| Problem |
Your job is to retype all of the data word for word, leaving every image out.

| Source data |
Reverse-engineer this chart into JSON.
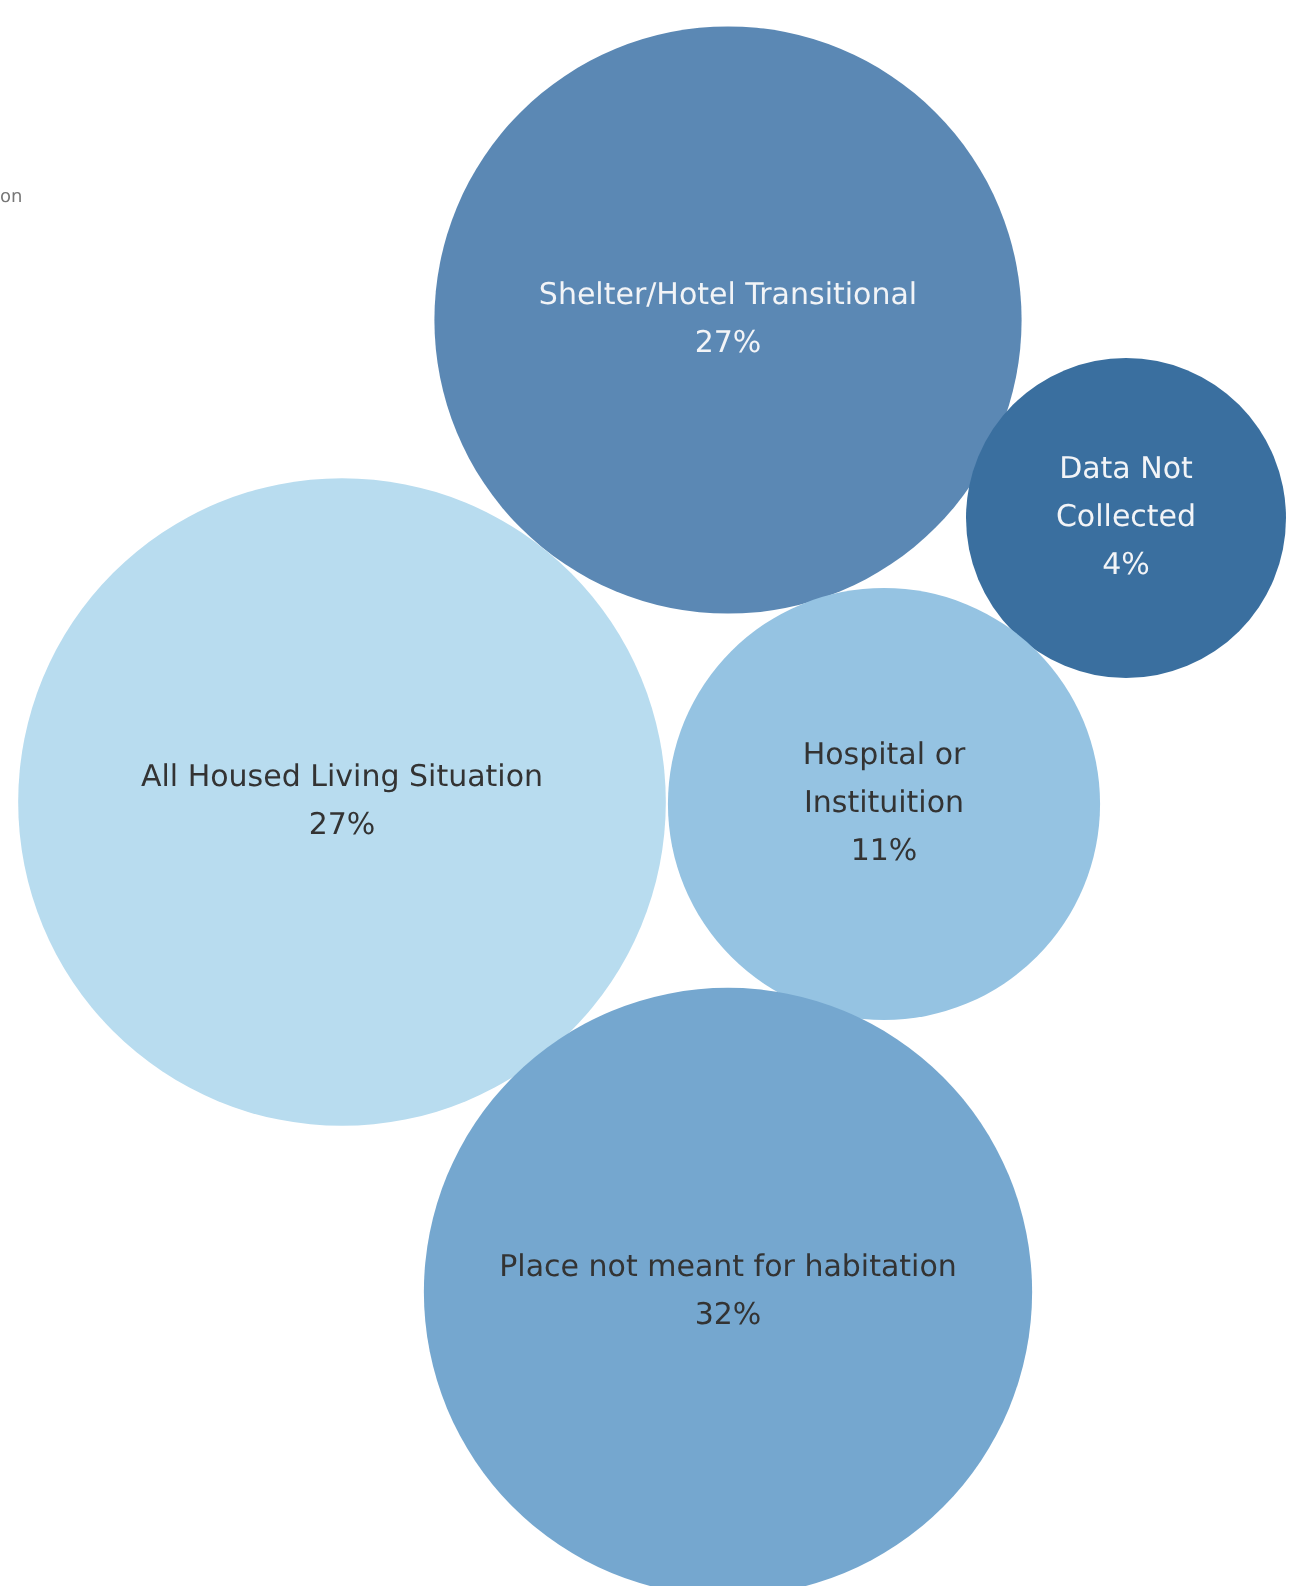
{
  "chart_data": {
    "type": "other",
    "categories": [
      "Shelter/Hotel Transitional",
      "Data Not Collected",
      "All Housed Living Situation",
      "Hospital or Instituition",
      "Place not meant for habitation"
    ],
    "values": [
      27,
      4,
      27,
      11,
      32
    ],
    "value_labels": [
      "27%",
      "4%",
      "27%",
      "11%",
      "32%"
    ],
    "colors": [
      "#5b88b4",
      "#3a6f9f",
      "#b8dcef",
      "#95c3e2",
      "#75a7cf"
    ],
    "annotations": [
      "on"
    ]
  }
}
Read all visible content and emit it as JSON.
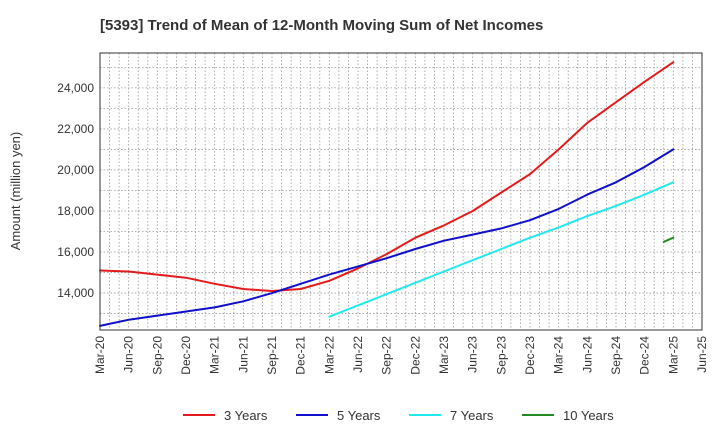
{
  "chart_data": {
    "type": "line",
    "title": "[5393]  Trend of Mean of 12-Month Moving Sum of Net Incomes",
    "ylabel": "Amount (million yen)",
    "xlabel": "",
    "x_ticks": [
      "Mar-20",
      "Jun-20",
      "Sep-20",
      "Dec-20",
      "Mar-21",
      "Jun-21",
      "Sep-21",
      "Dec-21",
      "Mar-22",
      "Jun-22",
      "Sep-22",
      "Dec-22",
      "Mar-23",
      "Jun-23",
      "Sep-23",
      "Dec-23",
      "Mar-24",
      "Jun-24",
      "Sep-24",
      "Dec-24",
      "Mar-25",
      "Jun-25"
    ],
    "y_ticks": [
      "14,000",
      "16,000",
      "18,000",
      "20,000",
      "22,000",
      "24,000"
    ],
    "y_tick_values": [
      14000,
      16000,
      18000,
      20000,
      22000,
      24000
    ],
    "ylim": [
      12200,
      25700
    ],
    "grid": true,
    "legend_position": "bottom",
    "series": [
      {
        "name": "3 Years",
        "color": "#e41a1c",
        "points": [
          [
            "Mar-20",
            15100
          ],
          [
            "Jun-20",
            15050
          ],
          [
            "Sep-20",
            14900
          ],
          [
            "Dec-20",
            14750
          ],
          [
            "Mar-21",
            14450
          ],
          [
            "Jun-21",
            14200
          ],
          [
            "Sep-21",
            14100
          ],
          [
            "Dec-21",
            14200
          ],
          [
            "Mar-22",
            14600
          ],
          [
            "Jun-22",
            15200
          ],
          [
            "Sep-22",
            15900
          ],
          [
            "Dec-22",
            16700
          ],
          [
            "Mar-23",
            17300
          ],
          [
            "Jun-23",
            18000
          ],
          [
            "Sep-23",
            18900
          ],
          [
            "Dec-23",
            19800
          ],
          [
            "Mar-24",
            21000
          ],
          [
            "Jun-24",
            22300
          ],
          [
            "Sep-24",
            23300
          ],
          [
            "Dec-24",
            24300
          ],
          [
            "Mar-25",
            25250
          ]
        ]
      },
      {
        "name": "5 Years",
        "color": "#1010cc",
        "points": [
          [
            "Mar-20",
            12400
          ],
          [
            "Jun-20",
            12700
          ],
          [
            "Sep-20",
            12900
          ],
          [
            "Dec-20",
            13100
          ],
          [
            "Mar-21",
            13300
          ],
          [
            "Jun-21",
            13600
          ],
          [
            "Sep-21",
            14000
          ],
          [
            "Dec-21",
            14450
          ],
          [
            "Mar-22",
            14900
          ],
          [
            "Jun-22",
            15300
          ],
          [
            "Sep-22",
            15700
          ],
          [
            "Dec-22",
            16150
          ],
          [
            "Mar-23",
            16550
          ],
          [
            "Jun-23",
            16850
          ],
          [
            "Sep-23",
            17150
          ],
          [
            "Dec-23",
            17550
          ],
          [
            "Mar-24",
            18100
          ],
          [
            "Jun-24",
            18800
          ],
          [
            "Sep-24",
            19400
          ],
          [
            "Dec-24",
            20150
          ],
          [
            "Mar-25",
            21000
          ]
        ]
      },
      {
        "name": "7 Years",
        "color": "#22e8f0",
        "points": [
          [
            "Mar-22",
            12850
          ],
          [
            "Jun-22",
            13400
          ],
          [
            "Sep-22",
            13950
          ],
          [
            "Dec-22",
            14500
          ],
          [
            "Mar-23",
            15050
          ],
          [
            "Jun-23",
            15600
          ],
          [
            "Sep-23",
            16150
          ],
          [
            "Dec-23",
            16700
          ],
          [
            "Mar-24",
            17200
          ],
          [
            "Jun-24",
            17750
          ],
          [
            "Sep-24",
            18250
          ],
          [
            "Dec-24",
            18800
          ],
          [
            "Mar-25",
            19400
          ]
        ]
      },
      {
        "name": "10 Years",
        "color": "#228b22",
        "points": [
          [
            "Feb-25",
            16500
          ],
          [
            "Mar-25",
            16700
          ]
        ]
      }
    ]
  }
}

| Complete response |
Reverse-engineer this chart into JSON.
{
  "chart_data": {
    "type": "other",
    "categories": [
      "Shelter/Hotel Transitional",
      "Data Not Collected",
      "All Housed Living Situation",
      "Hospital or Instituition",
      "Place not meant for habitation"
    ],
    "values": [
      27,
      4,
      27,
      11,
      32
    ],
    "value_labels": [
      "27%",
      "4%",
      "27%",
      "11%",
      "32%"
    ],
    "colors": [
      "#5b88b4",
      "#3a6f9f",
      "#b8dcef",
      "#95c3e2",
      "#75a7cf"
    ],
    "annotations": [
      "on"
    ]
  }
}
Read all visible content and emit it as JSON.
{
  "chart_data": {
    "type": "line",
    "title": "[5393]  Trend of Mean of 12-Month Moving Sum of Net Incomes",
    "ylabel": "Amount (million yen)",
    "xlabel": "",
    "x_ticks": [
      "Mar-20",
      "Jun-20",
      "Sep-20",
      "Dec-20",
      "Mar-21",
      "Jun-21",
      "Sep-21",
      "Dec-21",
      "Mar-22",
      "Jun-22",
      "Sep-22",
      "Dec-22",
      "Mar-23",
      "Jun-23",
      "Sep-23",
      "Dec-23",
      "Mar-24",
      "Jun-24",
      "Sep-24",
      "Dec-24",
      "Mar-25",
      "Jun-25"
    ],
    "y_ticks": [
      "14,000",
      "16,000",
      "18,000",
      "20,000",
      "22,000",
      "24,000"
    ],
    "y_tick_values": [
      14000,
      16000,
      18000,
      20000,
      22000,
      24000
    ],
    "ylim": [
      12200,
      25700
    ],
    "grid": true,
    "legend_position": "bottom",
    "series": [
      {
        "name": "3 Years",
        "color": "#e41a1c",
        "points": [
          [
            "Mar-20",
            15100
          ],
          [
            "Jun-20",
            15050
          ],
          [
            "Sep-20",
            14900
          ],
          [
            "Dec-20",
            14750
          ],
          [
            "Mar-21",
            14450
          ],
          [
            "Jun-21",
            14200
          ],
          [
            "Sep-21",
            14100
          ],
          [
            "Dec-21",
            14200
          ],
          [
            "Mar-22",
            14600
          ],
          [
            "Jun-22",
            15200
          ],
          [
            "Sep-22",
            15900
          ],
          [
            "Dec-22",
            16700
          ],
          [
            "Mar-23",
            17300
          ],
          [
            "Jun-23",
            18000
          ],
          [
            "Sep-23",
            18900
          ],
          [
            "Dec-23",
            19800
          ],
          [
            "Mar-24",
            21000
          ],
          [
            "Jun-24",
            22300
          ],
          [
            "Sep-24",
            23300
          ],
          [
            "Dec-24",
            24300
          ],
          [
            "Mar-25",
            25250
          ]
        ]
      },
      {
        "name": "5 Years",
        "color": "#1010cc",
        "points": [
          [
            "Mar-20",
            12400
          ],
          [
            "Jun-20",
            12700
          ],
          [
            "Sep-20",
            12900
          ],
          [
            "Dec-20",
            13100
          ],
          [
            "Mar-21",
            13300
          ],
          [
            "Jun-21",
            13600
          ],
          [
            "Sep-21",
            14000
          ],
          [
            "Dec-21",
            14450
          ],
          [
            "Mar-22",
            14900
          ],
          [
            "Jun-22",
            15300
          ],
          [
            "Sep-22",
            15700
          ],
          [
            "Dec-22",
            16150
          ],
          [
            "Mar-23",
            16550
          ],
          [
            "Jun-23",
            16850
          ],
          [
            "Sep-23",
            17150
          ],
          [
            "Dec-23",
            17550
          ],
          [
            "Mar-24",
            18100
          ],
          [
            "Jun-24",
            18800
          ],
          [
            "Sep-24",
            19400
          ],
          [
            "Dec-24",
            20150
          ],
          [
            "Mar-25",
            21000
          ]
        ]
      },
      {
        "name": "7 Years",
        "color": "#22e8f0",
        "points": [
          [
            "Mar-22",
            12850
          ],
          [
            "Jun-22",
            13400
          ],
          [
            "Sep-22",
            13950
          ],
          [
            "Dec-22",
            14500
          ],
          [
            "Mar-23",
            15050
          ],
          [
            "Jun-23",
            15600
          ],
          [
            "Sep-23",
            16150
          ],
          [
            "Dec-23",
            16700
          ],
          [
            "Mar-24",
            17200
          ],
          [
            "Jun-24",
            17750
          ],
          [
            "Sep-24",
            18250
          ],
          [
            "Dec-24",
            18800
          ],
          [
            "Mar-25",
            19400
          ]
        ]
      },
      {
        "name": "10 Years",
        "color": "#228b22",
        "points": [
          [
            "Feb-25",
            16500
          ],
          [
            "Mar-25",
            16700
          ]
        ]
      }
    ]
  }
}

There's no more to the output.